> **THE EXERCISE**: Copy all entries without alteration and skip the pictures they hold.

[Source records]
--*--
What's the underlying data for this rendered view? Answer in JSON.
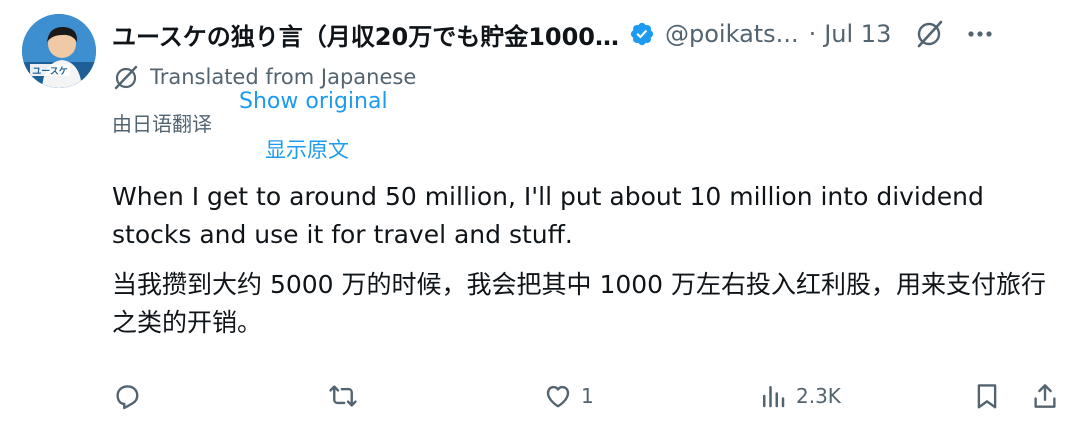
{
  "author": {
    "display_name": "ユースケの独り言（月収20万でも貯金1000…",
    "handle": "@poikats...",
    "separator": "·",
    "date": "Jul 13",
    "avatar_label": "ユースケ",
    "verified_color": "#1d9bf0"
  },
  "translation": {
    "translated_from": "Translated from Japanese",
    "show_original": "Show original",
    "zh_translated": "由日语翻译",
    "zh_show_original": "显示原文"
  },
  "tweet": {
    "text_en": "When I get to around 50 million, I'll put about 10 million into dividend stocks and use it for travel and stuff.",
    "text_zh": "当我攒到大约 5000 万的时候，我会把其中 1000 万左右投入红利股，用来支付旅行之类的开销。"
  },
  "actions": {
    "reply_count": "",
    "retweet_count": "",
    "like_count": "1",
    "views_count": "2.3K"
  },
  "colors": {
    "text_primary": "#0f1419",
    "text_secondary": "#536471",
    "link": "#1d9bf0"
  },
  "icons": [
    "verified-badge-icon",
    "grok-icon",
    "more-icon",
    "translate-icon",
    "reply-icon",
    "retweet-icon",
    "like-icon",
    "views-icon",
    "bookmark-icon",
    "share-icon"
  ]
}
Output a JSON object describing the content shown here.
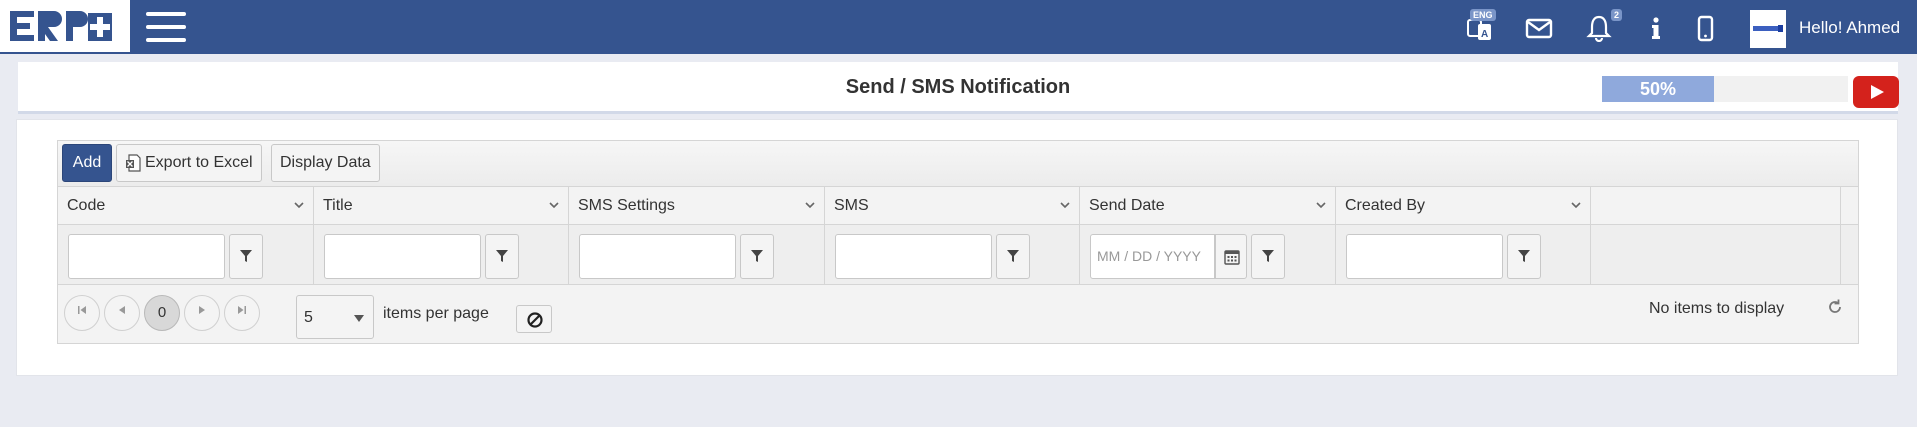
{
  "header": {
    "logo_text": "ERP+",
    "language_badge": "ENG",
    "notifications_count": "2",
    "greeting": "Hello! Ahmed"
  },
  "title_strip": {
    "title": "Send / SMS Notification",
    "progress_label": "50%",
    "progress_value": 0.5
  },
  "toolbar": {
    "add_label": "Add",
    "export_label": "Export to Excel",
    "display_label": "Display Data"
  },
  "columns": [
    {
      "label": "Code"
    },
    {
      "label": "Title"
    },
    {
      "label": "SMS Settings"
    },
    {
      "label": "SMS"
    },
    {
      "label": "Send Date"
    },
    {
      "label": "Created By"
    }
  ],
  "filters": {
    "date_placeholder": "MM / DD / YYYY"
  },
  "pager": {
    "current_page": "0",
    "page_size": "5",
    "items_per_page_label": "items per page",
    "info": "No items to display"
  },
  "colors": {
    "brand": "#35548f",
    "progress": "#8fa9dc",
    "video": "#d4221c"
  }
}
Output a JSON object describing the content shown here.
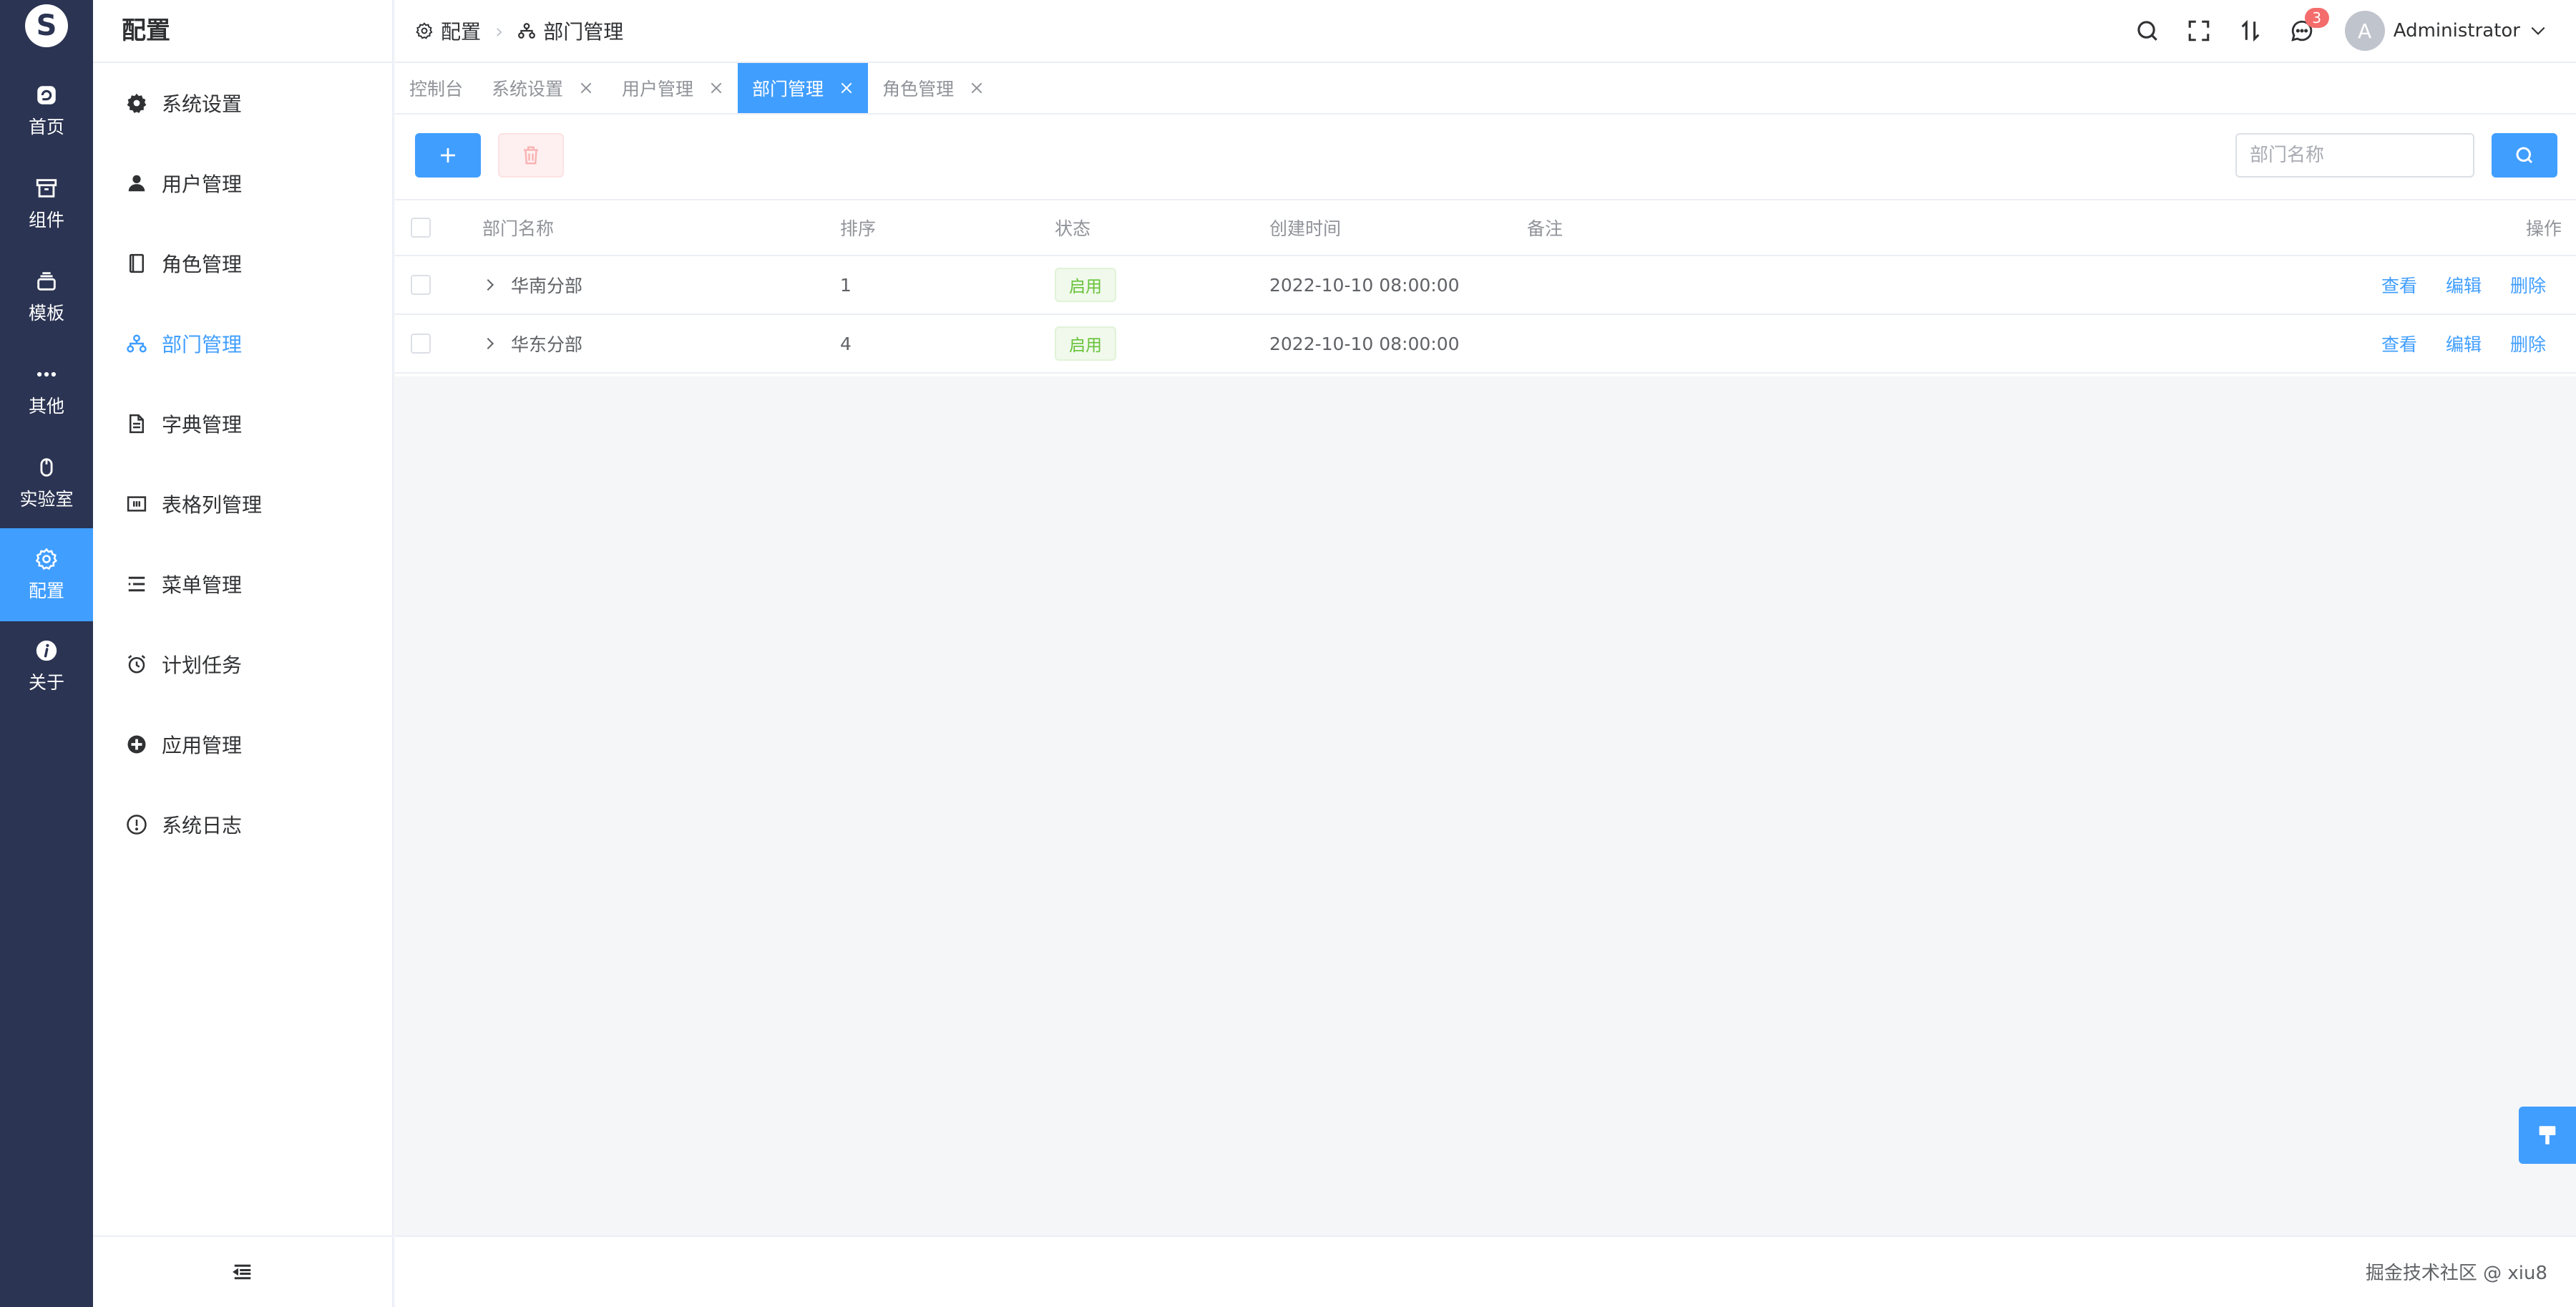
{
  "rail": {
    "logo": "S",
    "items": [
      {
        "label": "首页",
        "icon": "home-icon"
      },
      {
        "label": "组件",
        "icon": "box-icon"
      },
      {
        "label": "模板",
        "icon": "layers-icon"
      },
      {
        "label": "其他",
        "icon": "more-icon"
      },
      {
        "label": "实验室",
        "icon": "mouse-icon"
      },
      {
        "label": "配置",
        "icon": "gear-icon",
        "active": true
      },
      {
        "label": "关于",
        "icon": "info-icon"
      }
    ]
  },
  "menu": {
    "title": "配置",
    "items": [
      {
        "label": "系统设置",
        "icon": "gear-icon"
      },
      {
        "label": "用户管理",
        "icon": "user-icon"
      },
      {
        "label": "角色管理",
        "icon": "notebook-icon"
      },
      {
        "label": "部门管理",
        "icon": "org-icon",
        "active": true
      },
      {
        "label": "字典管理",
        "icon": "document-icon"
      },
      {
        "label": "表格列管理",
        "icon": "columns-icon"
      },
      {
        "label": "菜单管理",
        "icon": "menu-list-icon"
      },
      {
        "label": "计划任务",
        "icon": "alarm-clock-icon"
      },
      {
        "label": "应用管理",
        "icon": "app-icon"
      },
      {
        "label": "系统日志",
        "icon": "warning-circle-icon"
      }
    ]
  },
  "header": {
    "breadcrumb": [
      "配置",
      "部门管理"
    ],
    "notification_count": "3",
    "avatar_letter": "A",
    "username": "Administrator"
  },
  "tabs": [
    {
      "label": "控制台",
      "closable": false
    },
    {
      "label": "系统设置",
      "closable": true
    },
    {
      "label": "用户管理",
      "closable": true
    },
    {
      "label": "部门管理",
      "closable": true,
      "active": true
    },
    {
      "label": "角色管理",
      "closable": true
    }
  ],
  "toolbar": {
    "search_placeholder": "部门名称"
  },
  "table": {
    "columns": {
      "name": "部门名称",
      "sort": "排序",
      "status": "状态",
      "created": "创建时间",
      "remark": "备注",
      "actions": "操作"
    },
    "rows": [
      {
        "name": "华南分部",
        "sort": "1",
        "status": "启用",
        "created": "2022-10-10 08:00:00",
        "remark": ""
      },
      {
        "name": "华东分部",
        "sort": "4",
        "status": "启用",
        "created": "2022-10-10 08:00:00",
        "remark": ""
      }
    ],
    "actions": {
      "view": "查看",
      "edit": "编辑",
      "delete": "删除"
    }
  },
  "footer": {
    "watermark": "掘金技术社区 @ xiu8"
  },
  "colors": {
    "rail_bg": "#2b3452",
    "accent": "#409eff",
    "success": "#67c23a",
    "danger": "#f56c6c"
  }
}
--*--
> **EXPECTED ANSWER**:
What's the underlying data for this rendered view? Answer in JSON.
{
  "author": {
    "display_name": "ユースケの独り言（月収20万でも貯金1000…",
    "handle": "@poikats...",
    "separator": "·",
    "date": "Jul 13",
    "avatar_label": "ユースケ",
    "verified_color": "#1d9bf0"
  },
  "translation": {
    "translated_from": "Translated from Japanese",
    "show_original": "Show original",
    "zh_translated": "由日语翻译",
    "zh_show_original": "显示原文"
  },
  "tweet": {
    "text_en": "When I get to around 50 million, I'll put about 10 million into dividend stocks and use it for travel and stuff.",
    "text_zh": "当我攒到大约 5000 万的时候，我会把其中 1000 万左右投入红利股，用来支付旅行之类的开销。"
  },
  "actions": {
    "reply_count": "",
    "retweet_count": "",
    "like_count": "1",
    "views_count": "2.3K"
  },
  "colors": {
    "text_primary": "#0f1419",
    "text_secondary": "#536471",
    "link": "#1d9bf0"
  },
  "icons": [
    "verified-badge-icon",
    "grok-icon",
    "more-icon",
    "translate-icon",
    "reply-icon",
    "retweet-icon",
    "like-icon",
    "views-icon",
    "bookmark-icon",
    "share-icon"
  ]
}
Output a JSON object describing the content shown here.
{
  "header": {
    "logo_text": "ERP+",
    "language_badge": "ENG",
    "notifications_count": "2",
    "greeting": "Hello! Ahmed"
  },
  "title_strip": {
    "title": "Send / SMS Notification",
    "progress_label": "50%",
    "progress_value": 0.5
  },
  "toolbar": {
    "add_label": "Add",
    "export_label": "Export to Excel",
    "display_label": "Display Data"
  },
  "columns": [
    {
      "label": "Code"
    },
    {
      "label": "Title"
    },
    {
      "label": "SMS Settings"
    },
    {
      "label": "SMS"
    },
    {
      "label": "Send Date"
    },
    {
      "label": "Created By"
    }
  ],
  "filters": {
    "date_placeholder": "MM / DD / YYYY"
  },
  "pager": {
    "current_page": "0",
    "page_size": "5",
    "items_per_page_label": "items per page",
    "info": "No items to display"
  },
  "colors": {
    "brand": "#35548f",
    "progress": "#8fa9dc",
    "video": "#d4221c"
  }
}
Output a JSON object describing the content shown here.
{
  "rail": {
    "logo": "S",
    "items": [
      {
        "label": "首页",
        "icon": "home-icon"
      },
      {
        "label": "组件",
        "icon": "box-icon"
      },
      {
        "label": "模板",
        "icon": "layers-icon"
      },
      {
        "label": "其他",
        "icon": "more-icon"
      },
      {
        "label": "实验室",
        "icon": "mouse-icon"
      },
      {
        "label": "配置",
        "icon": "gear-icon",
        "active": true
      },
      {
        "label": "关于",
        "icon": "info-icon"
      }
    ]
  },
  "menu": {
    "title": "配置",
    "items": [
      {
        "label": "系统设置",
        "icon": "gear-icon"
      },
      {
        "label": "用户管理",
        "icon": "user-icon"
      },
      {
        "label": "角色管理",
        "icon": "notebook-icon"
      },
      {
        "label": "部门管理",
        "icon": "org-icon",
        "active": true
      },
      {
        "label": "字典管理",
        "icon": "document-icon"
      },
      {
        "label": "表格列管理",
        "icon": "columns-icon"
      },
      {
        "label": "菜单管理",
        "icon": "menu-list-icon"
      },
      {
        "label": "计划任务",
        "icon": "alarm-clock-icon"
      },
      {
        "label": "应用管理",
        "icon": "app-icon"
      },
      {
        "label": "系统日志",
        "icon": "warning-circle-icon"
      }
    ]
  },
  "header": {
    "breadcrumb": [
      "配置",
      "部门管理"
    ],
    "notification_count": "3",
    "avatar_letter": "A",
    "username": "Administrator"
  },
  "tabs": [
    {
      "label": "控制台",
      "closable": false
    },
    {
      "label": "系统设置",
      "closable": true
    },
    {
      "label": "用户管理",
      "closable": true
    },
    {
      "label": "部门管理",
      "closable": true,
      "active": true
    },
    {
      "label": "角色管理",
      "closable": true
    }
  ],
  "toolbar": {
    "search_placeholder": "部门名称"
  },
  "table": {
    "columns": {
      "name": "部门名称",
      "sort": "排序",
      "status": "状态",
      "created": "创建时间",
      "remark": "备注",
      "actions": "操作"
    },
    "rows": [
      {
        "name": "华南分部",
        "sort": "1",
        "status": "启用",
        "created": "2022-10-10 08:00:00",
        "remark": ""
      },
      {
        "name": "华东分部",
        "sort": "4",
        "status": "启用",
        "created": "2022-10-10 08:00:00",
        "remark": ""
      }
    ],
    "actions": {
      "view": "查看",
      "edit": "编辑",
      "delete": "删除"
    }
  },
  "footer": {
    "watermark": "掘金技术社区 @ xiu8"
  },
  "colors": {
    "rail_bg": "#2b3452",
    "accent": "#409eff",
    "success": "#67c23a",
    "danger": "#f56c6c"
  }
}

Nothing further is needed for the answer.